Set task
Your job is to retype all of the data word for word, leaving every image out.

Material for this exercise
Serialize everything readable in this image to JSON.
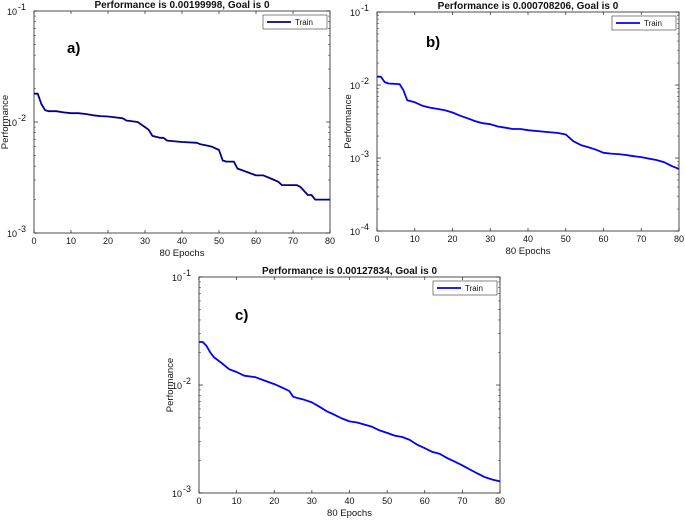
{
  "chart_data": [
    {
      "type": "line",
      "panel_label": "a)",
      "title": "Performance is 0.00199998, Goal is 0",
      "xlabel": "80 Epochs",
      "ylabel": "Performance",
      "xlim": [
        0,
        80
      ],
      "ylim": [
        0.001,
        0.1
      ],
      "yscale": "log",
      "xticks": [
        "0",
        "10",
        "20",
        "30",
        "40",
        "50",
        "60",
        "70",
        "80"
      ],
      "ytick_bases": [
        "10",
        "10",
        "10"
      ],
      "ytick_exps": [
        "-3",
        "-2",
        "-1"
      ],
      "legend": [
        "Train"
      ],
      "series": [
        {
          "name": "Train",
          "color": "#00008b",
          "x": [
            0,
            1,
            2,
            3,
            4,
            6,
            8,
            10,
            12,
            14,
            16,
            18,
            20,
            22,
            24,
            25,
            26,
            28,
            30,
            31,
            32,
            34,
            35,
            36,
            40,
            44,
            45,
            47,
            48,
            50,
            51,
            52,
            54,
            55,
            56,
            58,
            60,
            62,
            64,
            66,
            67,
            68,
            70,
            71,
            72,
            74,
            75,
            76,
            78,
            80
          ],
          "y": [
            0.018,
            0.018,
            0.0145,
            0.0128,
            0.0125,
            0.0125,
            0.0122,
            0.012,
            0.012,
            0.0118,
            0.0115,
            0.0113,
            0.0112,
            0.011,
            0.0108,
            0.0103,
            0.0102,
            0.01,
            0.009,
            0.0085,
            0.0075,
            0.0072,
            0.0072,
            0.0068,
            0.0066,
            0.0065,
            0.0063,
            0.0061,
            0.006,
            0.0056,
            0.0045,
            0.0044,
            0.0044,
            0.0038,
            0.0037,
            0.0035,
            0.0033,
            0.0033,
            0.0031,
            0.0029,
            0.0027,
            0.0027,
            0.0027,
            0.0027,
            0.0026,
            0.0022,
            0.0022,
            0.002,
            0.002,
            0.002
          ]
        }
      ]
    },
    {
      "type": "line",
      "panel_label": "b)",
      "title": "Performance is 0.000708206, Goal is 0",
      "xlabel": "80 Epochs",
      "ylabel": "Performance",
      "xlim": [
        0,
        80
      ],
      "ylim": [
        0.0001,
        0.1
      ],
      "yscale": "log",
      "xticks": [
        "0",
        "10",
        "20",
        "30",
        "40",
        "50",
        "60",
        "70",
        "80"
      ],
      "ytick_bases": [
        "10",
        "10",
        "10",
        "10"
      ],
      "ytick_exps": [
        "-4",
        "-3",
        "-2",
        "-1"
      ],
      "legend": [
        "Train"
      ],
      "series": [
        {
          "name": "Train",
          "color": "#0000ff",
          "x": [
            0,
            1,
            2,
            3,
            6,
            7,
            8,
            10,
            12,
            14,
            16,
            18,
            20,
            22,
            24,
            26,
            28,
            30,
            32,
            34,
            36,
            38,
            40,
            44,
            48,
            50,
            52,
            54,
            56,
            58,
            60,
            62,
            64,
            66,
            68,
            70,
            72,
            74,
            76,
            78,
            80
          ],
          "y": [
            0.013,
            0.013,
            0.011,
            0.0105,
            0.0103,
            0.0085,
            0.0062,
            0.0058,
            0.0052,
            0.0049,
            0.0047,
            0.0045,
            0.0042,
            0.0038,
            0.0035,
            0.0032,
            0.003,
            0.0029,
            0.0027,
            0.0026,
            0.0025,
            0.0025,
            0.0024,
            0.0023,
            0.0022,
            0.0021,
            0.0017,
            0.0015,
            0.0014,
            0.0013,
            0.00118,
            0.00115,
            0.00113,
            0.0011,
            0.00106,
            0.00103,
            0.00098,
            0.00094,
            0.00088,
            0.00078,
            0.000708
          ]
        }
      ]
    },
    {
      "type": "line",
      "panel_label": "c)",
      "title": "Performance is 0.00127834, Goal is 0",
      "xlabel": "80 Epochs",
      "ylabel": "Performance",
      "xlim": [
        0,
        80
      ],
      "ylim": [
        0.001,
        0.1
      ],
      "yscale": "log",
      "xticks": [
        "0",
        "10",
        "20",
        "30",
        "40",
        "50",
        "60",
        "70",
        "80"
      ],
      "ytick_bases": [
        "10",
        "10",
        "10"
      ],
      "ytick_exps": [
        "-3",
        "-2",
        "-1"
      ],
      "legend": [
        "Train"
      ],
      "series": [
        {
          "name": "Train",
          "color": "#0000ff",
          "x": [
            0,
            1,
            2,
            3,
            4,
            6,
            8,
            10,
            12,
            15,
            18,
            20,
            22,
            24,
            25,
            26,
            28,
            30,
            32,
            34,
            35,
            36,
            38,
            40,
            42,
            44,
            46,
            48,
            50,
            52,
            54,
            56,
            58,
            60,
            62,
            64,
            66,
            68,
            70,
            72,
            74,
            76,
            78,
            80
          ],
          "y": [
            0.025,
            0.025,
            0.023,
            0.02,
            0.018,
            0.016,
            0.014,
            0.0132,
            0.0122,
            0.0118,
            0.0108,
            0.0102,
            0.0095,
            0.0088,
            0.0078,
            0.0076,
            0.0073,
            0.0069,
            0.0063,
            0.0057,
            0.0055,
            0.0053,
            0.0049,
            0.0046,
            0.0045,
            0.0043,
            0.0041,
            0.0038,
            0.0036,
            0.0034,
            0.0033,
            0.0031,
            0.0028,
            0.0026,
            0.0024,
            0.0023,
            0.0021,
            0.00195,
            0.0018,
            0.00165,
            0.00152,
            0.0014,
            0.00133,
            0.00128
          ]
        }
      ]
    }
  ]
}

Expected answer
Serialize everything readable in this image to JSON.
{
  "chart_data": [
    {
      "type": "line",
      "panel_label": "a)",
      "title": "Performance is 0.00199998, Goal is 0",
      "xlabel": "80 Epochs",
      "ylabel": "Performance",
      "xlim": [
        0,
        80
      ],
      "ylim": [
        0.001,
        0.1
      ],
      "yscale": "log",
      "xticks": [
        "0",
        "10",
        "20",
        "30",
        "40",
        "50",
        "60",
        "70",
        "80"
      ],
      "ytick_bases": [
        "10",
        "10",
        "10"
      ],
      "ytick_exps": [
        "-3",
        "-2",
        "-1"
      ],
      "legend": [
        "Train"
      ],
      "series": [
        {
          "name": "Train",
          "color": "#00008b",
          "x": [
            0,
            1,
            2,
            3,
            4,
            6,
            8,
            10,
            12,
            14,
            16,
            18,
            20,
            22,
            24,
            25,
            26,
            28,
            30,
            31,
            32,
            34,
            35,
            36,
            40,
            44,
            45,
            47,
            48,
            50,
            51,
            52,
            54,
            55,
            56,
            58,
            60,
            62,
            64,
            66,
            67,
            68,
            70,
            71,
            72,
            74,
            75,
            76,
            78,
            80
          ],
          "y": [
            0.018,
            0.018,
            0.0145,
            0.0128,
            0.0125,
            0.0125,
            0.0122,
            0.012,
            0.012,
            0.0118,
            0.0115,
            0.0113,
            0.0112,
            0.011,
            0.0108,
            0.0103,
            0.0102,
            0.01,
            0.009,
            0.0085,
            0.0075,
            0.0072,
            0.0072,
            0.0068,
            0.0066,
            0.0065,
            0.0063,
            0.0061,
            0.006,
            0.0056,
            0.0045,
            0.0044,
            0.0044,
            0.0038,
            0.0037,
            0.0035,
            0.0033,
            0.0033,
            0.0031,
            0.0029,
            0.0027,
            0.0027,
            0.0027,
            0.0027,
            0.0026,
            0.0022,
            0.0022,
            0.002,
            0.002,
            0.002
          ]
        }
      ]
    },
    {
      "type": "line",
      "panel_label": "b)",
      "title": "Performance is 0.000708206, Goal is 0",
      "xlabel": "80 Epochs",
      "ylabel": "Performance",
      "xlim": [
        0,
        80
      ],
      "ylim": [
        0.0001,
        0.1
      ],
      "yscale": "log",
      "xticks": [
        "0",
        "10",
        "20",
        "30",
        "40",
        "50",
        "60",
        "70",
        "80"
      ],
      "ytick_bases": [
        "10",
        "10",
        "10",
        "10"
      ],
      "ytick_exps": [
        "-4",
        "-3",
        "-2",
        "-1"
      ],
      "legend": [
        "Train"
      ],
      "series": [
        {
          "name": "Train",
          "color": "#0000ff",
          "x": [
            0,
            1,
            2,
            3,
            6,
            7,
            8,
            10,
            12,
            14,
            16,
            18,
            20,
            22,
            24,
            26,
            28,
            30,
            32,
            34,
            36,
            38,
            40,
            44,
            48,
            50,
            52,
            54,
            56,
            58,
            60,
            62,
            64,
            66,
            68,
            70,
            72,
            74,
            76,
            78,
            80
          ],
          "y": [
            0.013,
            0.013,
            0.011,
            0.0105,
            0.0103,
            0.0085,
            0.0062,
            0.0058,
            0.0052,
            0.0049,
            0.0047,
            0.0045,
            0.0042,
            0.0038,
            0.0035,
            0.0032,
            0.003,
            0.0029,
            0.0027,
            0.0026,
            0.0025,
            0.0025,
            0.0024,
            0.0023,
            0.0022,
            0.0021,
            0.0017,
            0.0015,
            0.0014,
            0.0013,
            0.00118,
            0.00115,
            0.00113,
            0.0011,
            0.00106,
            0.00103,
            0.00098,
            0.00094,
            0.00088,
            0.00078,
            0.000708
          ]
        }
      ]
    },
    {
      "type": "line",
      "panel_label": "c)",
      "title": "Performance is 0.00127834, Goal is 0",
      "xlabel": "80 Epochs",
      "ylabel": "Performance",
      "xlim": [
        0,
        80
      ],
      "ylim": [
        0.001,
        0.1
      ],
      "yscale": "log",
      "xticks": [
        "0",
        "10",
        "20",
        "30",
        "40",
        "50",
        "60",
        "70",
        "80"
      ],
      "ytick_bases": [
        "10",
        "10",
        "10"
      ],
      "ytick_exps": [
        "-3",
        "-2",
        "-1"
      ],
      "legend": [
        "Train"
      ],
      "series": [
        {
          "name": "Train",
          "color": "#0000ff",
          "x": [
            0,
            1,
            2,
            3,
            4,
            6,
            8,
            10,
            12,
            15,
            18,
            20,
            22,
            24,
            25,
            26,
            28,
            30,
            32,
            34,
            35,
            36,
            38,
            40,
            42,
            44,
            46,
            48,
            50,
            52,
            54,
            56,
            58,
            60,
            62,
            64,
            66,
            68,
            70,
            72,
            74,
            76,
            78,
            80
          ],
          "y": [
            0.025,
            0.025,
            0.023,
            0.02,
            0.018,
            0.016,
            0.014,
            0.0132,
            0.0122,
            0.0118,
            0.0108,
            0.0102,
            0.0095,
            0.0088,
            0.0078,
            0.0076,
            0.0073,
            0.0069,
            0.0063,
            0.0057,
            0.0055,
            0.0053,
            0.0049,
            0.0046,
            0.0045,
            0.0043,
            0.0041,
            0.0038,
            0.0036,
            0.0034,
            0.0033,
            0.0031,
            0.0028,
            0.0026,
            0.0024,
            0.0023,
            0.0021,
            0.00195,
            0.0018,
            0.00165,
            0.00152,
            0.0014,
            0.00133,
            0.00128
          ]
        }
      ]
    }
  ]
}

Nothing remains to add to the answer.